___ Supplied entries ___

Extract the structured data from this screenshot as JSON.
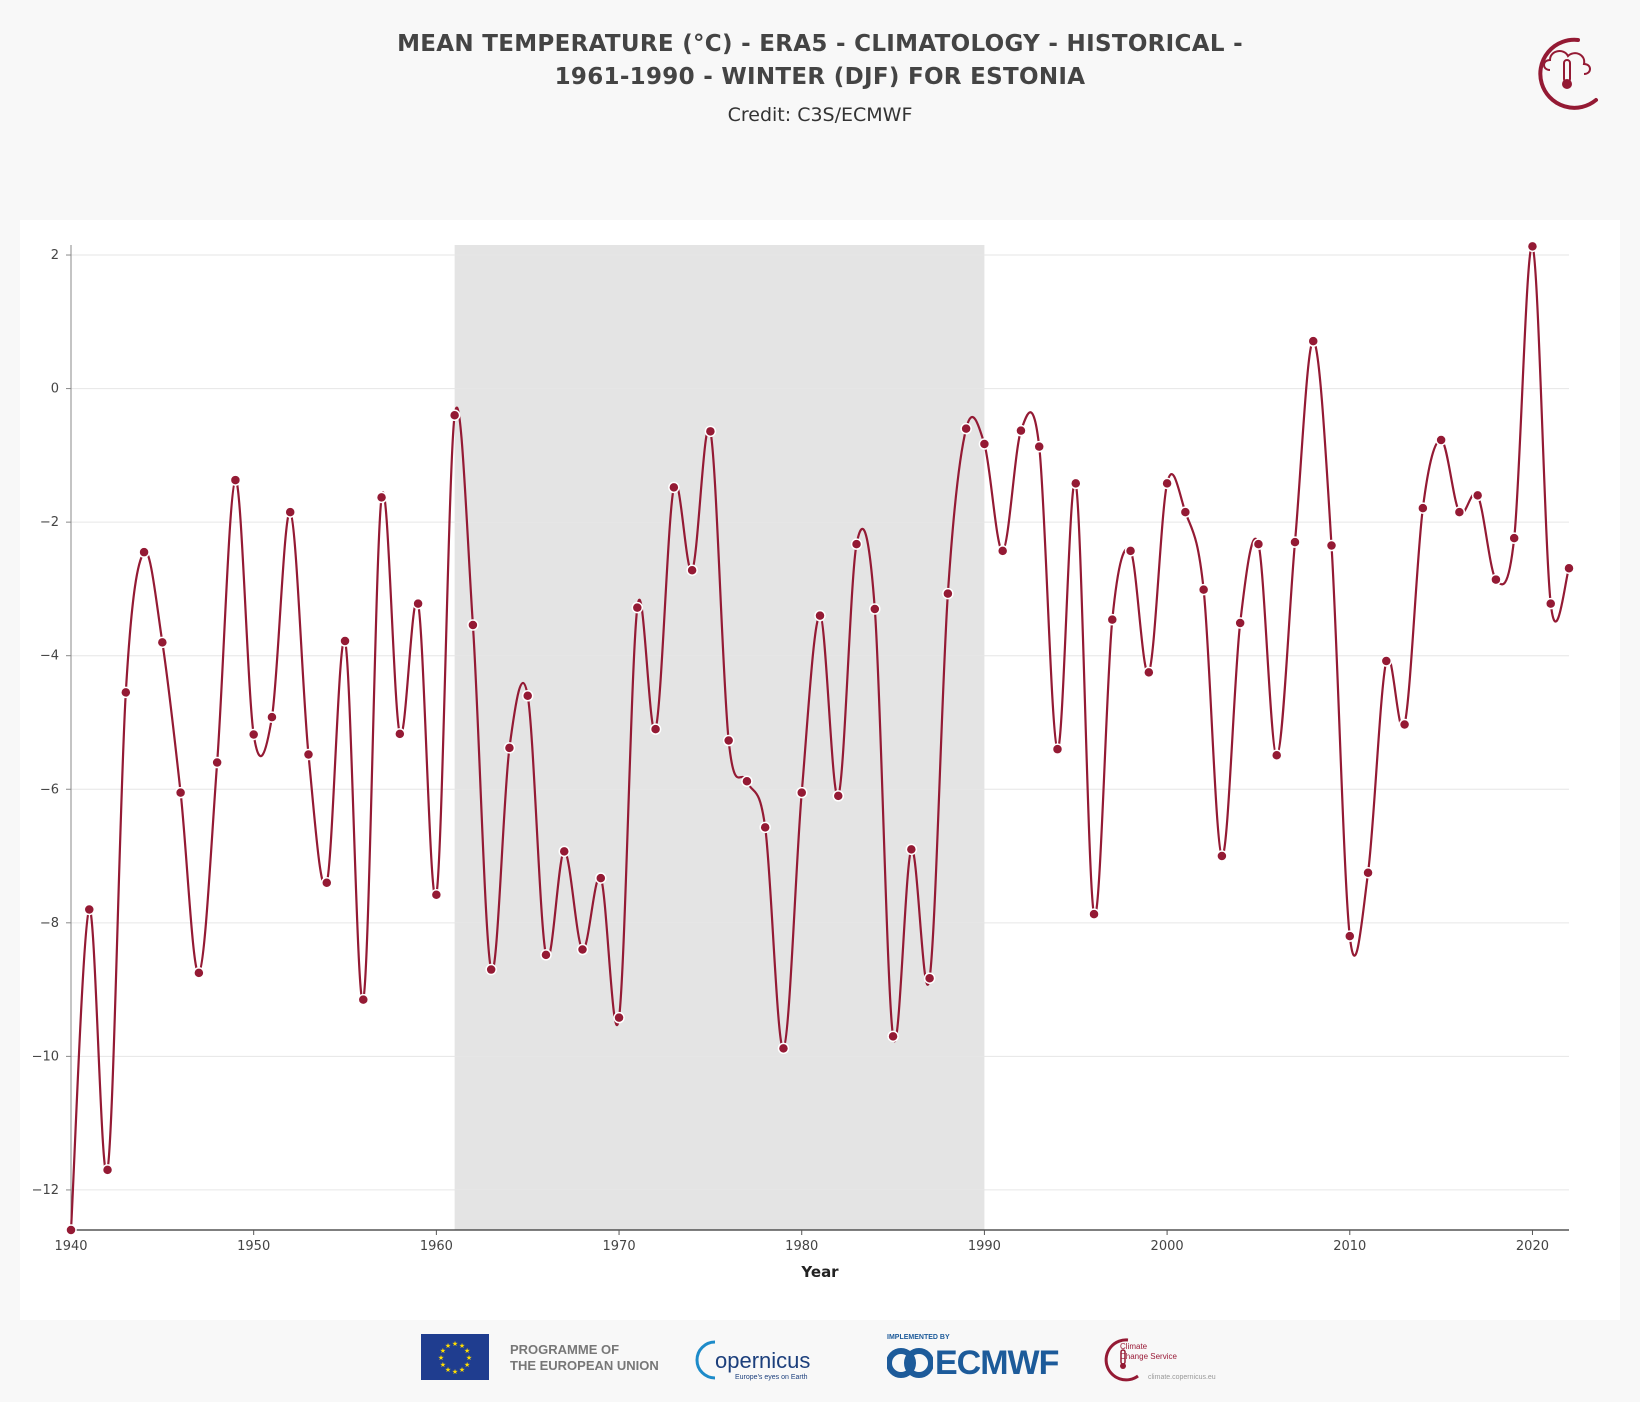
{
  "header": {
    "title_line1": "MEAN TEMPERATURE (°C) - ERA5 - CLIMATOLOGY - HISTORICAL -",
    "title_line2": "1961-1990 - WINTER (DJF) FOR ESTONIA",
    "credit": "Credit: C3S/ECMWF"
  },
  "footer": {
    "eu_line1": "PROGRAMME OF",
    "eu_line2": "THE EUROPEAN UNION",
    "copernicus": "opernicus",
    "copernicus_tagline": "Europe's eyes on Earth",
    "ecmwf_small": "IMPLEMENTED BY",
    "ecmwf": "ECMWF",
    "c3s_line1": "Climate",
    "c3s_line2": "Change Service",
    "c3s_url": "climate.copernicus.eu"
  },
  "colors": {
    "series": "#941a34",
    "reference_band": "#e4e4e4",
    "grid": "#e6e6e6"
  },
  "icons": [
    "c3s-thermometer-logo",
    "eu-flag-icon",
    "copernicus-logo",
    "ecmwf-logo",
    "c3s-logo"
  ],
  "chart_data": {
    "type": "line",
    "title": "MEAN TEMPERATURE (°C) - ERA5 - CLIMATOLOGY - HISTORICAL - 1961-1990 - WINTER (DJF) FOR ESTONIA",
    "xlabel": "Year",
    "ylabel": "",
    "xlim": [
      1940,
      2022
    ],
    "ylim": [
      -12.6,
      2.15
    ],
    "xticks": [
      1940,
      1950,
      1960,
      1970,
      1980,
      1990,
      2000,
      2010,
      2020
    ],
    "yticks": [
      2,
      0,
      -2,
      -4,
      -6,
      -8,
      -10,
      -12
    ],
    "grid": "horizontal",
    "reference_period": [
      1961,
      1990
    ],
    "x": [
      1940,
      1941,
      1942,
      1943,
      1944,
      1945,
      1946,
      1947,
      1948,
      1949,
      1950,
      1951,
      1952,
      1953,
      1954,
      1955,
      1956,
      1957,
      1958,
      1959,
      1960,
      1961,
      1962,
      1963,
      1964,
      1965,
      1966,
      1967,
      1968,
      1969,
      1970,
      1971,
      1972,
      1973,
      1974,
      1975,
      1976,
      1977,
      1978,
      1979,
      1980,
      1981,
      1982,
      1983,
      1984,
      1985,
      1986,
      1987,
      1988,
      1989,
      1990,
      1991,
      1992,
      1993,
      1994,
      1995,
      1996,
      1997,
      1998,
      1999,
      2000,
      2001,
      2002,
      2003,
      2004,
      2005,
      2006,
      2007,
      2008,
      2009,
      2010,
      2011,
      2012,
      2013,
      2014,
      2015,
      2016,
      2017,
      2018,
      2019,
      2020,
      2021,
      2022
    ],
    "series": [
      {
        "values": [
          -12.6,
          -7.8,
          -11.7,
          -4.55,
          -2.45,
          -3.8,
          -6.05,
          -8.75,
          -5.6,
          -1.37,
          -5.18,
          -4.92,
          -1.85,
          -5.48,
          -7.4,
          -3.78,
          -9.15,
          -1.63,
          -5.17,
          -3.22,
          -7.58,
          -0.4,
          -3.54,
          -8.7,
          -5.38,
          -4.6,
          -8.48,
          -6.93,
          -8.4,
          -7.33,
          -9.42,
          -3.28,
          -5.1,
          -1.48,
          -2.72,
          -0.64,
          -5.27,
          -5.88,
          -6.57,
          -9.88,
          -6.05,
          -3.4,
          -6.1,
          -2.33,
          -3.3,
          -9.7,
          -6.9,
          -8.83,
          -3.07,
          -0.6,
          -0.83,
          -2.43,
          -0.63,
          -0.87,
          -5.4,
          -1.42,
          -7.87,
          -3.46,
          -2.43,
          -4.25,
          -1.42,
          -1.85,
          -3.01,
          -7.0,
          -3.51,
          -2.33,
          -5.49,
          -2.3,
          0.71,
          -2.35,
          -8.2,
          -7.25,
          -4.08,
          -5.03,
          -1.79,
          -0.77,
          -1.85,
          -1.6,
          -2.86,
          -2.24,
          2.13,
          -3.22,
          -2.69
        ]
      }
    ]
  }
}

___

[Problem to work on]: Pictures stay out of the copy; please restate every record above exactly.

[Task result]:
Extract the structured data from this screenshot as JSON.
{
  "header": {
    "title_line1": "MEAN TEMPERATURE (°C) - ERA5 - CLIMATOLOGY - HISTORICAL -",
    "title_line2": "1961-1990 - WINTER (DJF) FOR ESTONIA",
    "credit": "Credit: C3S/ECMWF"
  },
  "footer": {
    "eu_line1": "PROGRAMME OF",
    "eu_line2": "THE EUROPEAN UNION",
    "copernicus": "opernicus",
    "copernicus_tagline": "Europe's eyes on Earth",
    "ecmwf_small": "IMPLEMENTED BY",
    "ecmwf": "ECMWF",
    "c3s_line1": "Climate",
    "c3s_line2": "Change Service",
    "c3s_url": "climate.copernicus.eu"
  },
  "colors": {
    "series": "#941a34",
    "reference_band": "#e4e4e4",
    "grid": "#e6e6e6"
  },
  "icons": [
    "c3s-thermometer-logo",
    "eu-flag-icon",
    "copernicus-logo",
    "ecmwf-logo",
    "c3s-logo"
  ],
  "chart_data": {
    "type": "line",
    "title": "MEAN TEMPERATURE (°C) - ERA5 - CLIMATOLOGY - HISTORICAL - 1961-1990 - WINTER (DJF) FOR ESTONIA",
    "xlabel": "Year",
    "ylabel": "",
    "xlim": [
      1940,
      2022
    ],
    "ylim": [
      -12.6,
      2.15
    ],
    "xticks": [
      1940,
      1950,
      1960,
      1970,
      1980,
      1990,
      2000,
      2010,
      2020
    ],
    "yticks": [
      2,
      0,
      -2,
      -4,
      -6,
      -8,
      -10,
      -12
    ],
    "grid": "horizontal",
    "reference_period": [
      1961,
      1990
    ],
    "x": [
      1940,
      1941,
      1942,
      1943,
      1944,
      1945,
      1946,
      1947,
      1948,
      1949,
      1950,
      1951,
      1952,
      1953,
      1954,
      1955,
      1956,
      1957,
      1958,
      1959,
      1960,
      1961,
      1962,
      1963,
      1964,
      1965,
      1966,
      1967,
      1968,
      1969,
      1970,
      1971,
      1972,
      1973,
      1974,
      1975,
      1976,
      1977,
      1978,
      1979,
      1980,
      1981,
      1982,
      1983,
      1984,
      1985,
      1986,
      1987,
      1988,
      1989,
      1990,
      1991,
      1992,
      1993,
      1994,
      1995,
      1996,
      1997,
      1998,
      1999,
      2000,
      2001,
      2002,
      2003,
      2004,
      2005,
      2006,
      2007,
      2008,
      2009,
      2010,
      2011,
      2012,
      2013,
      2014,
      2015,
      2016,
      2017,
      2018,
      2019,
      2020,
      2021,
      2022
    ],
    "series": [
      {
        "values": [
          -12.6,
          -7.8,
          -11.7,
          -4.55,
          -2.45,
          -3.8,
          -6.05,
          -8.75,
          -5.6,
          -1.37,
          -5.18,
          -4.92,
          -1.85,
          -5.48,
          -7.4,
          -3.78,
          -9.15,
          -1.63,
          -5.17,
          -3.22,
          -7.58,
          -0.4,
          -3.54,
          -8.7,
          -5.38,
          -4.6,
          -8.48,
          -6.93,
          -8.4,
          -7.33,
          -9.42,
          -3.28,
          -5.1,
          -1.48,
          -2.72,
          -0.64,
          -5.27,
          -5.88,
          -6.57,
          -9.88,
          -6.05,
          -3.4,
          -6.1,
          -2.33,
          -3.3,
          -9.7,
          -6.9,
          -8.83,
          -3.07,
          -0.6,
          -0.83,
          -2.43,
          -0.63,
          -0.87,
          -5.4,
          -1.42,
          -7.87,
          -3.46,
          -2.43,
          -4.25,
          -1.42,
          -1.85,
          -3.01,
          -7.0,
          -3.51,
          -2.33,
          -5.49,
          -2.3,
          0.71,
          -2.35,
          -8.2,
          -7.25,
          -4.08,
          -5.03,
          -1.79,
          -0.77,
          -1.85,
          -1.6,
          -2.86,
          -2.24,
          2.13,
          -3.22,
          -2.69
        ]
      }
    ]
  }
}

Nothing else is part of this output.